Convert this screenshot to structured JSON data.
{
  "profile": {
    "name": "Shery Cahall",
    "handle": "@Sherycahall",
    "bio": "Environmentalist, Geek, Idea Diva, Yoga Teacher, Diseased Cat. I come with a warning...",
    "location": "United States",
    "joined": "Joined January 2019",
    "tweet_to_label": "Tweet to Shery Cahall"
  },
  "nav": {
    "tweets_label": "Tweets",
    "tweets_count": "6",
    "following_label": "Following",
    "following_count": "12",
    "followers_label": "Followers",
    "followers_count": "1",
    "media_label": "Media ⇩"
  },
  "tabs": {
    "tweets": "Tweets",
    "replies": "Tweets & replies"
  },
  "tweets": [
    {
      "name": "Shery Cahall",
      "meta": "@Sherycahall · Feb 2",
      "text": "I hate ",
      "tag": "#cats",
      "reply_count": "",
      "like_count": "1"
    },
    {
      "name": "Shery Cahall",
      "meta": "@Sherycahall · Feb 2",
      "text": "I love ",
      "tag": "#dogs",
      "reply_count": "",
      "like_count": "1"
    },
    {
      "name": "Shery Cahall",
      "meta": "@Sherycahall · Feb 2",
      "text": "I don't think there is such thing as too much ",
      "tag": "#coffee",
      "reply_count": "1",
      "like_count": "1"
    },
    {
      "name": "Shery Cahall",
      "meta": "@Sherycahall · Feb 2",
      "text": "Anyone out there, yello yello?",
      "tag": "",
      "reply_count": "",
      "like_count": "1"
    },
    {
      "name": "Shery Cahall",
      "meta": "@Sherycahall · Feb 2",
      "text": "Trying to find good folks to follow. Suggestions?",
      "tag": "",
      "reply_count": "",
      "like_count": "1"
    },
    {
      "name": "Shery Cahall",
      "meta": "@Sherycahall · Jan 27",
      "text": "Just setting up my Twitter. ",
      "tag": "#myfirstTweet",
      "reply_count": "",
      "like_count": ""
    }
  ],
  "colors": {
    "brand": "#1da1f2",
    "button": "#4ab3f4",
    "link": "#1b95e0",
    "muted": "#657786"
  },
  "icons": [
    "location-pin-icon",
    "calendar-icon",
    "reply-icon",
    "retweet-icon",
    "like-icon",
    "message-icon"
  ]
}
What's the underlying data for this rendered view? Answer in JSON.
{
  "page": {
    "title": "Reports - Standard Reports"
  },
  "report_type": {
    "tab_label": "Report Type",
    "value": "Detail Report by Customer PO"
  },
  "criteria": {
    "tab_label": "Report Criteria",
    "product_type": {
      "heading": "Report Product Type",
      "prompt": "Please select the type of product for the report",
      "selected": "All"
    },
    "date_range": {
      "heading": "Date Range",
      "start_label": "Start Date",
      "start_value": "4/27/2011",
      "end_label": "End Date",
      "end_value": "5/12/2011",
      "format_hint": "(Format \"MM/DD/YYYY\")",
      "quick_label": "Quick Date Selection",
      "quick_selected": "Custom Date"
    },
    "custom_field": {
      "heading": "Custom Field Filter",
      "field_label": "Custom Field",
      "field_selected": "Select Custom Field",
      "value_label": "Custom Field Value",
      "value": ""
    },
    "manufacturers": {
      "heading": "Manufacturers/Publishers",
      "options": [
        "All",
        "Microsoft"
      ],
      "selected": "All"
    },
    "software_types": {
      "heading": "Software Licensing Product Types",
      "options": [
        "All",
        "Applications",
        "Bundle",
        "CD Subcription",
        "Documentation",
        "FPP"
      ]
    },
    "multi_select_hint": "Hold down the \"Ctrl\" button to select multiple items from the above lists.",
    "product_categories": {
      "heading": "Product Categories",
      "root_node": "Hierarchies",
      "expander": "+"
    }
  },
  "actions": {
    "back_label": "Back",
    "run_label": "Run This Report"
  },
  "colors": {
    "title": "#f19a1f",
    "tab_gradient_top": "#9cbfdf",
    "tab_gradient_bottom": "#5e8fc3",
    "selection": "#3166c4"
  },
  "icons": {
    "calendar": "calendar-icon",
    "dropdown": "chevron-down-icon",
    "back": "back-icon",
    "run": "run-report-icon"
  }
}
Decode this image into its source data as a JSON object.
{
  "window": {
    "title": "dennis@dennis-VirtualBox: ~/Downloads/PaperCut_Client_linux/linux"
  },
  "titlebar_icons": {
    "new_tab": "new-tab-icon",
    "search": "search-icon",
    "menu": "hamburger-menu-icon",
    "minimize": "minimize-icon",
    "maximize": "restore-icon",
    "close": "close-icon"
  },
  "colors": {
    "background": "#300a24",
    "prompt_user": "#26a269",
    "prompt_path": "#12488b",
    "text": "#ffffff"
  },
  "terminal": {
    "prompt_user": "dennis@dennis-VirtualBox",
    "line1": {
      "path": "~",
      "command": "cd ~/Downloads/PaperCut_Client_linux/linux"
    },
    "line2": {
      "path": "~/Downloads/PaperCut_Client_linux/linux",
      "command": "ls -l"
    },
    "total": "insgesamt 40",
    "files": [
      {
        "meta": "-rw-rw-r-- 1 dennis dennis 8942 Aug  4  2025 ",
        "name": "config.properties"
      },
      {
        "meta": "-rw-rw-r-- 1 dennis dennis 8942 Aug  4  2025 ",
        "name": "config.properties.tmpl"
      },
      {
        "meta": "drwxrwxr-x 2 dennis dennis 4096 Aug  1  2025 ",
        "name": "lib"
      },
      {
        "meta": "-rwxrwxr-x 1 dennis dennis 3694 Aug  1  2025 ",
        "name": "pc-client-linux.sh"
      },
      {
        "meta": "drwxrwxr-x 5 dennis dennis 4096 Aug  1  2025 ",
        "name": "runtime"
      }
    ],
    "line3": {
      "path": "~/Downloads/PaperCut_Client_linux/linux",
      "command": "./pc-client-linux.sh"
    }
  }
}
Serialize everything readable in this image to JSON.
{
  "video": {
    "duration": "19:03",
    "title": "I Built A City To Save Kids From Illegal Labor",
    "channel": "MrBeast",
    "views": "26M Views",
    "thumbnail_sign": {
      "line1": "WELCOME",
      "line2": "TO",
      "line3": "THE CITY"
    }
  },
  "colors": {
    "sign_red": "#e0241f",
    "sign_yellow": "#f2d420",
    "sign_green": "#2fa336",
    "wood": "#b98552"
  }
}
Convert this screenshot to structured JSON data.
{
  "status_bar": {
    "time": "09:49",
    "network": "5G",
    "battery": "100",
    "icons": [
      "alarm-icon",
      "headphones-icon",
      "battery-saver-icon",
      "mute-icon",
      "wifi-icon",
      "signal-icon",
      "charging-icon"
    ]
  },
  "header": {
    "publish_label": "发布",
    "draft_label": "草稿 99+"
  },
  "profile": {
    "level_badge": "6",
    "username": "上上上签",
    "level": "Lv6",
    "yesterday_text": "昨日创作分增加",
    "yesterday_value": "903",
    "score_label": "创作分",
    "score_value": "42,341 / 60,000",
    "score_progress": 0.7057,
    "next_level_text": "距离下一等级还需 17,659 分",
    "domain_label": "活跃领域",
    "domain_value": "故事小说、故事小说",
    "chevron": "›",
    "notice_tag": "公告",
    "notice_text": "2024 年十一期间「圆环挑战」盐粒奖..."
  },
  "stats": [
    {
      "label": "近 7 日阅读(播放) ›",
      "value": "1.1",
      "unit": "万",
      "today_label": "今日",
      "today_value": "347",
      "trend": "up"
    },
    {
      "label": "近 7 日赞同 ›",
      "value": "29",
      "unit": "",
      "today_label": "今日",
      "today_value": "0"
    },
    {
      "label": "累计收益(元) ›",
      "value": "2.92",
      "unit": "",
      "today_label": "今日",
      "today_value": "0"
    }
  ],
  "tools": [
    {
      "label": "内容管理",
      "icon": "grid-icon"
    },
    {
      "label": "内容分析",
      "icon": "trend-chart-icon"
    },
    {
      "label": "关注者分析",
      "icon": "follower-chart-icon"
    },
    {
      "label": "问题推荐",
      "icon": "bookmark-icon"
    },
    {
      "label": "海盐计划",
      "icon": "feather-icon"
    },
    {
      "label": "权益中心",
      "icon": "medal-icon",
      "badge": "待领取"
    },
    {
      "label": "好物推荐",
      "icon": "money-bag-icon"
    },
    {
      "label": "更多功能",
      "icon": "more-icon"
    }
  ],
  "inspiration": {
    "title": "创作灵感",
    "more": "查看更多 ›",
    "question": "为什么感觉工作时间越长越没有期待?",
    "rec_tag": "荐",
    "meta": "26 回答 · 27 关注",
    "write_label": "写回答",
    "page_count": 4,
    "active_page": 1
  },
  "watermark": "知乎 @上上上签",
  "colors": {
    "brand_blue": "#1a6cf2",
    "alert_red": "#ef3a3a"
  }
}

### [Work instructions]
Look through the records and gather every line containing "VirtualBox".

### [Response]
    "title": "dennis@dennis-VirtualBox: ~/Downloads/PaperCut_Client_linux/linux"
    "prompt_user": "dennis@dennis-VirtualBox",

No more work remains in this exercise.